Brief:
Give only the number of lines in the records that include the string "color".

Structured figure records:
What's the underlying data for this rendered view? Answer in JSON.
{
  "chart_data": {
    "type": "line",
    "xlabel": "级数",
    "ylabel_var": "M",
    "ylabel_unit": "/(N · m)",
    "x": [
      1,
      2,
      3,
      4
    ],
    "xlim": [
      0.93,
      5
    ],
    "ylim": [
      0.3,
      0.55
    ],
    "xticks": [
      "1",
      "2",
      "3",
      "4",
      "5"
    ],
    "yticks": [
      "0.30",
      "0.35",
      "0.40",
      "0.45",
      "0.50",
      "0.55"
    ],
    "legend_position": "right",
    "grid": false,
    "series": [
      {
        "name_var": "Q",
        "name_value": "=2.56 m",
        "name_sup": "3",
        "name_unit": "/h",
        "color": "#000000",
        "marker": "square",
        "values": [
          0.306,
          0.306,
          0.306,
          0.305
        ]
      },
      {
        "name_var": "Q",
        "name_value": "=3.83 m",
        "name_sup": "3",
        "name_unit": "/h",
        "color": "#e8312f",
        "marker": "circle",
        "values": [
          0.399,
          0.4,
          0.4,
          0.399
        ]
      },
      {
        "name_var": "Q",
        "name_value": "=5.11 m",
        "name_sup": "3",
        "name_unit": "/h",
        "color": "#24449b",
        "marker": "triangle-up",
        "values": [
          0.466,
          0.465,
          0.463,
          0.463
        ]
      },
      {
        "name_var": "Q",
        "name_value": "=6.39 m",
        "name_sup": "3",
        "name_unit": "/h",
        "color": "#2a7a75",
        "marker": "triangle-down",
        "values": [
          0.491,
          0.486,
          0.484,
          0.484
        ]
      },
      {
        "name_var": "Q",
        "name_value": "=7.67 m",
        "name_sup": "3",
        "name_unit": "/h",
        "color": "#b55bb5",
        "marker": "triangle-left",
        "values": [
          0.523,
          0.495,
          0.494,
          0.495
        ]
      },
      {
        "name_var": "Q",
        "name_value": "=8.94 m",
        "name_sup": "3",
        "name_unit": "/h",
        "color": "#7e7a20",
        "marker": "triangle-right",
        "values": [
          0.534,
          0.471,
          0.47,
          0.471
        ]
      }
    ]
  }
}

Exercise result:
6